■ WHAT YOU HAVE TO DO ■
In the text about DC casting, what may be done with the lower end of an ingot to avoid rolling problems caused by butt curl?

DC casting has been used for many years for producing metal ingots, particularly ingots made of aluminum and aluminum-based alloys. Such ingots are then often subjected to hot and cold rolling to produce metal sheet supplied to industry for the fabrication of products or parts thereof. Briefly described, DC casting involves continuously introducing molten metal into a water-cooled vertical-axis mold having the shape of the desired ingot so that the periphery of the metal quickly cools and becomes sufficiently strong to allow an embryonic ingot to be withdrawn from the opposite (lower) end of the mold supported on a descending bottom block that initially closes the lower end of the mold. To provide rapid cooling of the embryonic ingot as it emerges from the lower end of the mold, streams of a liquid coolant (normally water) are contacted with the external surface of the ingot immediately below the mold and the coolant flows down the outer surface of the ingot. A variation of this technique employs a horizontal-axis casting mold, but the procedure is essentially the same.

A problem that has been difficult to overcome in DC casting techniques, particularly when casting rectangular ingots, is so-called butt curl. This is a tendency of the bottom end of the ingot (the part formed first) to adopt a curved profile under the effects of thermal stresses that are produced at the start of casting. Such bowing causes the side and end faces of the ingot to buckle and distort adjacent to the lower end, although the effect is most pronounced on the short end faces of a rectangular ingot. The resulting distortion causes problems during subsequent rolling of the ingot and, to avoid this, the lower end part of the ingot may be cut off and discarded before rolling commences. This is wasteful of material and adds an additional step to the overall process.

Attempts have been made in the past to reduce or eliminate butt curl but without a satisfactory degree of success,

U.S. Pat. No. 3,441,079 to Bryson issued Apr. 29, 1969 discloses a method and apparatus for continuously casting aluminum ingots wherein the emergent ingot is subjected to controlled cyclic cooling to decrease the extent of bottom-bow (butt curl) and notch formation.

U.S. Pat. No. 3,713,479 also to Bryson issued Jan. 30, 1973 discloses a method and apparatus for direct chill casting in which the ingot emerging from the mold passes successively through a first cooling zone and a second cooling zone located at a predetermined distance from the first cooling zone along the direction of ingot advance. The purpose of this disclosure is primarily to allow faster casting speeds without causing hot cracking of the ingot.

U.S. Pat. No. 5,582,230 to Wagstaff et al. issued Dec. 10, 1996 discloses a method and apparatus in which two sets of coolant streams are discharged onto an ingot emerging from a direct chill casting mold. The streams are orientated at different angles. One set of the streams is used during the initial stage of casting and both are used in the main casting stage. The use of a single set of streams in the initial stage helps to reduce butt curl.

U.S. patent application publication no. 2002/0174971 A1 of Nov. 28, 2002 discloses a method and apparatus similar to that of Wagstaff et al. but in which the two sets of streams are blended so that a single stream is produced that can be varied in its point of impact with the ingot at different stages of casting to minimize cooling related defects in the ingot.

Despite these prior methods and apparatus improved solutions are desired.

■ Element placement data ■
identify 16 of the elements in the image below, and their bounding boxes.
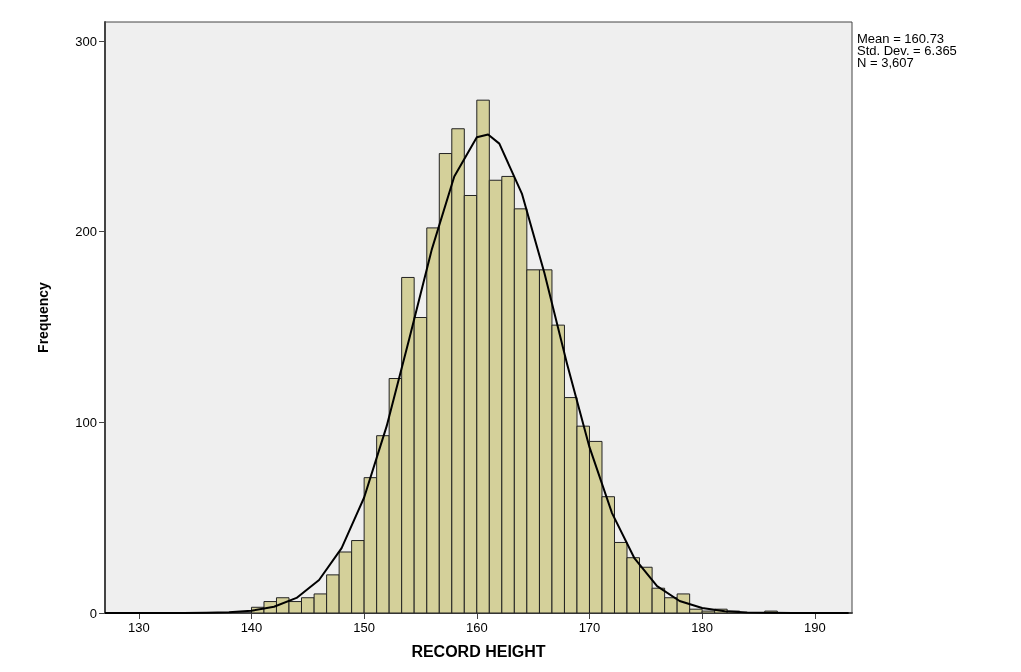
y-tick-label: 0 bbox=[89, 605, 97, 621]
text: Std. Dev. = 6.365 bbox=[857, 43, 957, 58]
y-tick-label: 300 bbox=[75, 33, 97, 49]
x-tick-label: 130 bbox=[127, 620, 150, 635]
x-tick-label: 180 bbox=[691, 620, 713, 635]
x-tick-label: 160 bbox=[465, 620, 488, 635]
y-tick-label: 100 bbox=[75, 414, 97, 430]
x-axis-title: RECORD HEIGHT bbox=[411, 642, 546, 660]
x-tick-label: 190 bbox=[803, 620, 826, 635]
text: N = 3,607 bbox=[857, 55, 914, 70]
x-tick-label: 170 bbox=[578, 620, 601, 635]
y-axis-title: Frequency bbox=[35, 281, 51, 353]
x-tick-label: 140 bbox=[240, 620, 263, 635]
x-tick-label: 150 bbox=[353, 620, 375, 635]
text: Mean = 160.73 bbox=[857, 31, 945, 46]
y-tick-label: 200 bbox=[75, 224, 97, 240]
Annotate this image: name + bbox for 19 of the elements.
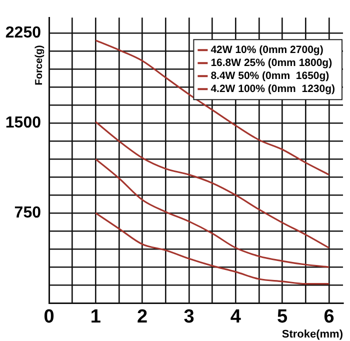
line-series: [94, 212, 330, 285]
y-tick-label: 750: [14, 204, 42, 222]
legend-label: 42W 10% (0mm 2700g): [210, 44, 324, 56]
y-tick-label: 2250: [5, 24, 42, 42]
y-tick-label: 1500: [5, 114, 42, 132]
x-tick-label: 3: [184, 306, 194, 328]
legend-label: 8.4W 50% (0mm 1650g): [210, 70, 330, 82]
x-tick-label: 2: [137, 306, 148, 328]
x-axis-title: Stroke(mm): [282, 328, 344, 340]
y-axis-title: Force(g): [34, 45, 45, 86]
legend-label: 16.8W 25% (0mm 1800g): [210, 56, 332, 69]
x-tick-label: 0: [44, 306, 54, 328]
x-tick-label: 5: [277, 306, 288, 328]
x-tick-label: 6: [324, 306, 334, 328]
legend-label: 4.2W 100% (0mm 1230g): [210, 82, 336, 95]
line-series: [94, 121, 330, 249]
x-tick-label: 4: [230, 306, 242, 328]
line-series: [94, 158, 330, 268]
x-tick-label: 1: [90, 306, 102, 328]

---

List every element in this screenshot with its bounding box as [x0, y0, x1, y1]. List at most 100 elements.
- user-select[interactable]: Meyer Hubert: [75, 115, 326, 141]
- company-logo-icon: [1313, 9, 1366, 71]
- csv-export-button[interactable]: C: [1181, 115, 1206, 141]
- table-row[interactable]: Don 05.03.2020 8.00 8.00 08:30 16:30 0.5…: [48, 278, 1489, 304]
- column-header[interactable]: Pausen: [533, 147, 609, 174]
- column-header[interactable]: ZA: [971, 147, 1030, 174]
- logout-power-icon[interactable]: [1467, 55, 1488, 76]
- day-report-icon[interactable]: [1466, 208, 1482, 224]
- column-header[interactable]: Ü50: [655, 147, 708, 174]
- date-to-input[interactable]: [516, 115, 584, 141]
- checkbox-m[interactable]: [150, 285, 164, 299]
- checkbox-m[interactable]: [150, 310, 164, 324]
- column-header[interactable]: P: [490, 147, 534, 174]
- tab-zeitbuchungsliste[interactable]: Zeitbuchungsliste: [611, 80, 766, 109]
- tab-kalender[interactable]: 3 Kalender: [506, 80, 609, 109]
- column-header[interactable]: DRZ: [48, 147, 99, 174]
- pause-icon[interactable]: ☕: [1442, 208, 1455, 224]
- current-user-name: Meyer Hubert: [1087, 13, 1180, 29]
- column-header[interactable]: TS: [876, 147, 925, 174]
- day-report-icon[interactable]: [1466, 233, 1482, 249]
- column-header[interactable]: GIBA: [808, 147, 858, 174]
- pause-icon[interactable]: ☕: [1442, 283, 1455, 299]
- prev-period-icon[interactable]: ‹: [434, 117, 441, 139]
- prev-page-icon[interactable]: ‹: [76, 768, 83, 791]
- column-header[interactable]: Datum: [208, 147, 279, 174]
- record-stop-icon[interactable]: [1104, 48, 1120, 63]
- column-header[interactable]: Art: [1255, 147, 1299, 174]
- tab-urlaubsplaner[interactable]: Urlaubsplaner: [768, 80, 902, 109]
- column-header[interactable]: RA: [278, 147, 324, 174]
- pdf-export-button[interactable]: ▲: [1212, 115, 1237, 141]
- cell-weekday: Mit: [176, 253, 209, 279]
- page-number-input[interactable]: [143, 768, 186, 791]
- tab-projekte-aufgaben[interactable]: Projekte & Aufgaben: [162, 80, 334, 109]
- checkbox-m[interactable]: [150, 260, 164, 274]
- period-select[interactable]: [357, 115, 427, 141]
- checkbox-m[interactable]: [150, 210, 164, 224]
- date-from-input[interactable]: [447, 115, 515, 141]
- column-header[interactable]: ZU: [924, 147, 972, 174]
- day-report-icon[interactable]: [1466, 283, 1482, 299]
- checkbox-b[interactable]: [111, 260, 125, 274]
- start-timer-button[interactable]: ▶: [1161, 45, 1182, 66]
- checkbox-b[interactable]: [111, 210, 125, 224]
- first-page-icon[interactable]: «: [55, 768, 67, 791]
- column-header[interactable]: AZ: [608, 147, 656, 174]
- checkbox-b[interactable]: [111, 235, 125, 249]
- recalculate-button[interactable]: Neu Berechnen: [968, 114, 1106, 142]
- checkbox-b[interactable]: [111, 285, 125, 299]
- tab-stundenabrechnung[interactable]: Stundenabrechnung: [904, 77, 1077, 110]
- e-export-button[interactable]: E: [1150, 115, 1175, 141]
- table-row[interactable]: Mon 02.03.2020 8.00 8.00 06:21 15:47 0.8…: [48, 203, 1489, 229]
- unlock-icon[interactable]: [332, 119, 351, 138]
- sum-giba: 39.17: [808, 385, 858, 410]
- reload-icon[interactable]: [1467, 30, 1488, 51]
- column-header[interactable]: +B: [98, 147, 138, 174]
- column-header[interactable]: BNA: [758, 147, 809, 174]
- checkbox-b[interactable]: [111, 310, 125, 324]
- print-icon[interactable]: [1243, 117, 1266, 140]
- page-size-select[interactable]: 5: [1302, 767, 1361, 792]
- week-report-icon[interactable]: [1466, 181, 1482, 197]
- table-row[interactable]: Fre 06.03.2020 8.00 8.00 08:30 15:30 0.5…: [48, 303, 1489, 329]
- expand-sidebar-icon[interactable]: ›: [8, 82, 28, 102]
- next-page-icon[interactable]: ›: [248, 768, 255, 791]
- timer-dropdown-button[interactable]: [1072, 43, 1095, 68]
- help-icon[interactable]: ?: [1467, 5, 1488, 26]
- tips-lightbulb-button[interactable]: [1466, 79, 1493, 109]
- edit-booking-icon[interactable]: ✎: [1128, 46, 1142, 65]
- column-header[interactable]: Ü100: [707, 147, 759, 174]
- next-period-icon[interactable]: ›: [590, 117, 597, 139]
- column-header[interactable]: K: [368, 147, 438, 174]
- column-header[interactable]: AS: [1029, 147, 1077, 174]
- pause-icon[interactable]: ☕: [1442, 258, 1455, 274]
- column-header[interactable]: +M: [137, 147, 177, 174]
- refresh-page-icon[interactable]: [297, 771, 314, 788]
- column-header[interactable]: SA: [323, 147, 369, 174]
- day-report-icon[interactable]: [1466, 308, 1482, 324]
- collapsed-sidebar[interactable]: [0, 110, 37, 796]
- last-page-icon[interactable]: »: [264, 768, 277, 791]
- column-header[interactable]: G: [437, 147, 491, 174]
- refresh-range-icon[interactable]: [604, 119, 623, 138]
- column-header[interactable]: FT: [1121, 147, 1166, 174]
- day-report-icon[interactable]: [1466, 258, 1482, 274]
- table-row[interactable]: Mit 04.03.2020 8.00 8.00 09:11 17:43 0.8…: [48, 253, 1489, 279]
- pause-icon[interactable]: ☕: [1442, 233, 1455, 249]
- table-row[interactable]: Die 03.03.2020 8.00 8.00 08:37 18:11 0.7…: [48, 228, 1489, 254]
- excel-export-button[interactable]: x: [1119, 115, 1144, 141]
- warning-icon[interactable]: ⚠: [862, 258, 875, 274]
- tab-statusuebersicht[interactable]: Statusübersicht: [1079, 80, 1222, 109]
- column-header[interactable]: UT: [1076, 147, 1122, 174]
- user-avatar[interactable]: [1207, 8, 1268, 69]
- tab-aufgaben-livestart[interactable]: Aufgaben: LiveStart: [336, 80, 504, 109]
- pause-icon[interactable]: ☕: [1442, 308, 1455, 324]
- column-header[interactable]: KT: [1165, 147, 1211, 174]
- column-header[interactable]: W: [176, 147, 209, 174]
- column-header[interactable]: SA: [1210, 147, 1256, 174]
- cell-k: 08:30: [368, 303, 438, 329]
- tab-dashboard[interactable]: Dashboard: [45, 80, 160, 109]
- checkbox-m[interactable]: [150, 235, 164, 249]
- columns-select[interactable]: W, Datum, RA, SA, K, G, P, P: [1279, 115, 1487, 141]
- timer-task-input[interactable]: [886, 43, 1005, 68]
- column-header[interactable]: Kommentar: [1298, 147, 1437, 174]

---

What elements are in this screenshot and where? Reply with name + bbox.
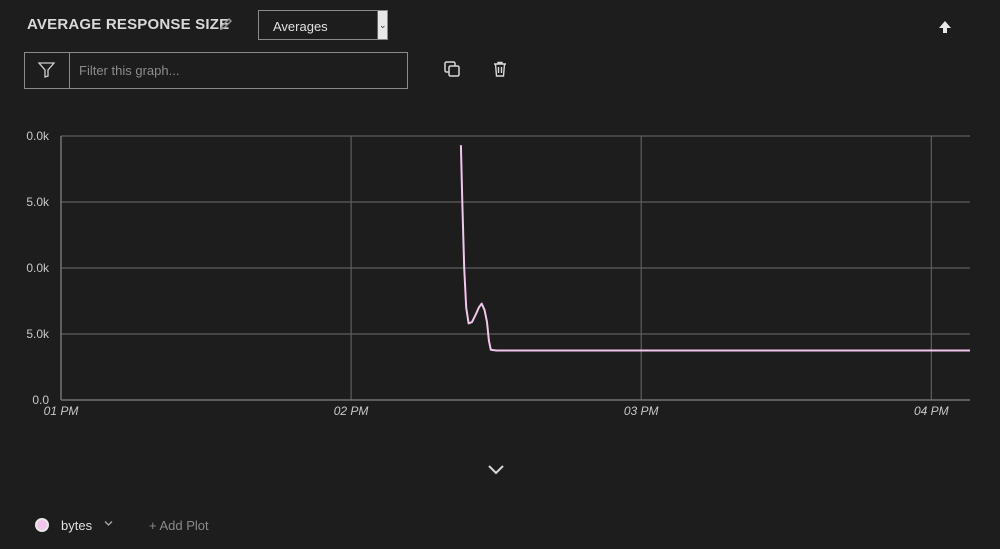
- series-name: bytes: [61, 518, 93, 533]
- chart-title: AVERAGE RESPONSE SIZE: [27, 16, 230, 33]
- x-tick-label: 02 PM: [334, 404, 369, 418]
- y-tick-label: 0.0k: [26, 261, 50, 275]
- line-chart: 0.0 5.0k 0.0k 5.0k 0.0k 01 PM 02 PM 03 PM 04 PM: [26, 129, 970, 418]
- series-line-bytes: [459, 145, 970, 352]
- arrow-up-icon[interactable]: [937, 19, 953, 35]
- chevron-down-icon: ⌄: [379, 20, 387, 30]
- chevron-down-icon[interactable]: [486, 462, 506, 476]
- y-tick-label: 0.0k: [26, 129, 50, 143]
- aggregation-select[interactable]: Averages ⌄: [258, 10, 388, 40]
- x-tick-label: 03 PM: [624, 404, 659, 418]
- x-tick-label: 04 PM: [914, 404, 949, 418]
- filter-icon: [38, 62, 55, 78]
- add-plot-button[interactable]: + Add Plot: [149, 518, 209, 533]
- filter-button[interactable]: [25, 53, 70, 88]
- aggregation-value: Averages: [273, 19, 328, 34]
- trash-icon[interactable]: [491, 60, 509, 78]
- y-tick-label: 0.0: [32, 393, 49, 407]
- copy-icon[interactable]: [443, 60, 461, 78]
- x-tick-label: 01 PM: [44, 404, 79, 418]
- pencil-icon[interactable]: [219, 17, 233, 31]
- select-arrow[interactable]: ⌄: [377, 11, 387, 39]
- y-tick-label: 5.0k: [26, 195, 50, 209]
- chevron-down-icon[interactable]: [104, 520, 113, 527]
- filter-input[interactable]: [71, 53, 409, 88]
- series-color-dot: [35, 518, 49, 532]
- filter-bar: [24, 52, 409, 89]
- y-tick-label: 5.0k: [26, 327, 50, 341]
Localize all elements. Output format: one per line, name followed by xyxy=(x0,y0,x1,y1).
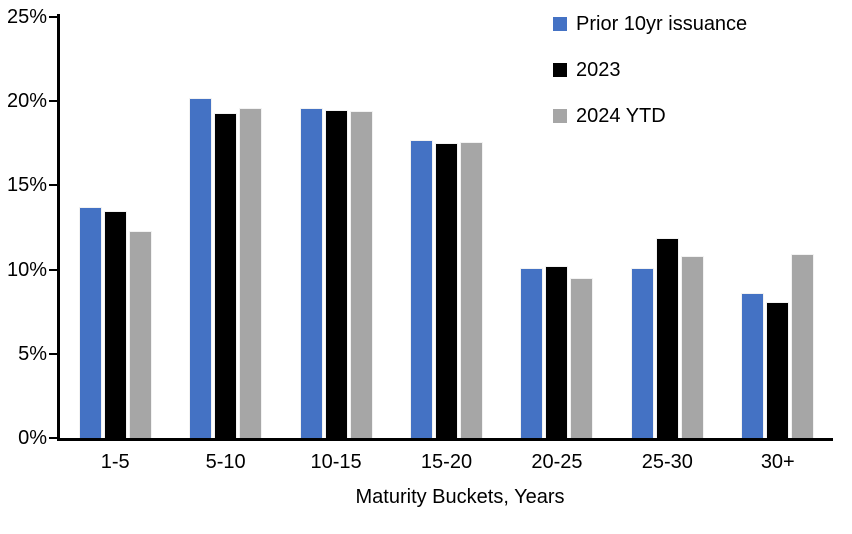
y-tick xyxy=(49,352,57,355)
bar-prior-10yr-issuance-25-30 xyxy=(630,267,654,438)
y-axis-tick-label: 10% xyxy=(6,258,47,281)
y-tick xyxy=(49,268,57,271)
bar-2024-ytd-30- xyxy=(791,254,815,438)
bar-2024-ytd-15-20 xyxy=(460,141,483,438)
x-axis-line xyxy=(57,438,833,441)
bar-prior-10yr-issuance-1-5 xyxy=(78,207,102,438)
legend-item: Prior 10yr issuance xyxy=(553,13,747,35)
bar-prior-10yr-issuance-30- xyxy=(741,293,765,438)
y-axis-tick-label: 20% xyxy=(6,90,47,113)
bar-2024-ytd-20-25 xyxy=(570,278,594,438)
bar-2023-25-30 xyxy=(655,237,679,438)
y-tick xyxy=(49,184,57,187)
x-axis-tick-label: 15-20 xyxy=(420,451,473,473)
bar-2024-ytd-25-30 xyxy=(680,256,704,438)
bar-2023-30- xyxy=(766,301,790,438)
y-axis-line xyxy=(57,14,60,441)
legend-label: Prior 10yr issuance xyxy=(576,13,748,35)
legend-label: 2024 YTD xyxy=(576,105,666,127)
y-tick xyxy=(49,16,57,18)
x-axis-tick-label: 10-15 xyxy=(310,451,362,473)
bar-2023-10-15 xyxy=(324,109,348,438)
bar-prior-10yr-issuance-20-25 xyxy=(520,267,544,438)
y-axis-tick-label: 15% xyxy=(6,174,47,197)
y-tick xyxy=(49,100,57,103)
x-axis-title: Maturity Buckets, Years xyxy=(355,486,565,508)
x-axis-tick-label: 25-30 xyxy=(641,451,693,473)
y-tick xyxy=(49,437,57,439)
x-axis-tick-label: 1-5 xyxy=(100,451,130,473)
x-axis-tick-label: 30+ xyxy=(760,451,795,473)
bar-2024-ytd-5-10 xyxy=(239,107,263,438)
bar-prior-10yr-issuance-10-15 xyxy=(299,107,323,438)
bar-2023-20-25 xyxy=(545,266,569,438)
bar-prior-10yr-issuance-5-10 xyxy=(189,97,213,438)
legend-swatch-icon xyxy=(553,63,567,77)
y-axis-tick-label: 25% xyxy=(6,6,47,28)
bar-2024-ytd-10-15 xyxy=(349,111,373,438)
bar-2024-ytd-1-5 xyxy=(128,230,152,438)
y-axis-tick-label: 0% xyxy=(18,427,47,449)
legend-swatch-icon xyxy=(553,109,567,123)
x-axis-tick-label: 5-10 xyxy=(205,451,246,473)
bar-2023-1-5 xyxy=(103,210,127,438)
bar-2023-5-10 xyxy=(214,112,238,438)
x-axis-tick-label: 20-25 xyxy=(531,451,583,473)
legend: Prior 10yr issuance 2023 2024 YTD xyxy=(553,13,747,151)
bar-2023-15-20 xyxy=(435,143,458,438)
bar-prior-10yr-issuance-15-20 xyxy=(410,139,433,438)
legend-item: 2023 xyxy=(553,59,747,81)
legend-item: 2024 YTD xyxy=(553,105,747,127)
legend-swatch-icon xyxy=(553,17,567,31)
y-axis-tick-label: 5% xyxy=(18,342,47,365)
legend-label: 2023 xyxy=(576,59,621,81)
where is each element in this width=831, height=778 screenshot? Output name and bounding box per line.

■ COMPLETED EXERCISE ■
The lower end part may be cut off and discarded before rolling starts.